Return the count of lines that mention "title", with no other words.

_Stored entries_.
☆ ☆ ☆ ☆ ☆ ☆ ☆

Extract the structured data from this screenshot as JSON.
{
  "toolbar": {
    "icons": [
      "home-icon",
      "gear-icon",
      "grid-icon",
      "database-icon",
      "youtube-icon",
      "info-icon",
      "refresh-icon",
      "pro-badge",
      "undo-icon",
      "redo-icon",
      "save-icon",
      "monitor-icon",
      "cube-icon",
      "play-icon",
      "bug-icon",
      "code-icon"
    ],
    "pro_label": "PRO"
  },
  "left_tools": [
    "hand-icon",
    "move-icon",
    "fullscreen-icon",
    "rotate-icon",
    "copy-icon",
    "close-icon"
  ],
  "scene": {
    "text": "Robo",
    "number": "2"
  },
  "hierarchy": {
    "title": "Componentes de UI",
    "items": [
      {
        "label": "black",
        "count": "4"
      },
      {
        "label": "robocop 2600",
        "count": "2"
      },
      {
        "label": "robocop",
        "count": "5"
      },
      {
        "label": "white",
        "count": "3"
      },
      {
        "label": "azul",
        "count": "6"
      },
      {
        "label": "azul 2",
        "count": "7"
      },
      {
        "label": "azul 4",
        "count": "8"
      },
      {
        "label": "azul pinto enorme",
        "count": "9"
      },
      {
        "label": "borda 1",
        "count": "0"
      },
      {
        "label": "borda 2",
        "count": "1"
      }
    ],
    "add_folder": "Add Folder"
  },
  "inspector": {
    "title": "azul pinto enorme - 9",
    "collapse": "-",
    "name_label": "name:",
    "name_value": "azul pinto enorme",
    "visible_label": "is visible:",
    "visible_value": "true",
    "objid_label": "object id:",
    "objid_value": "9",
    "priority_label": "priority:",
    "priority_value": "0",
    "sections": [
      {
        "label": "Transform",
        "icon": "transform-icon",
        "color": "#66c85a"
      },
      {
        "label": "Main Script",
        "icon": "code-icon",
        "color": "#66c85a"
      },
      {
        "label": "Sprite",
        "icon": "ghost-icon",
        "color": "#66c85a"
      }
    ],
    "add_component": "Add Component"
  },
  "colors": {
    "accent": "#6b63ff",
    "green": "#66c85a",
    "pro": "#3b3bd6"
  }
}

☆ ☆ ☆ ☆ ☆ ☆ ☆

_Written reply_. 2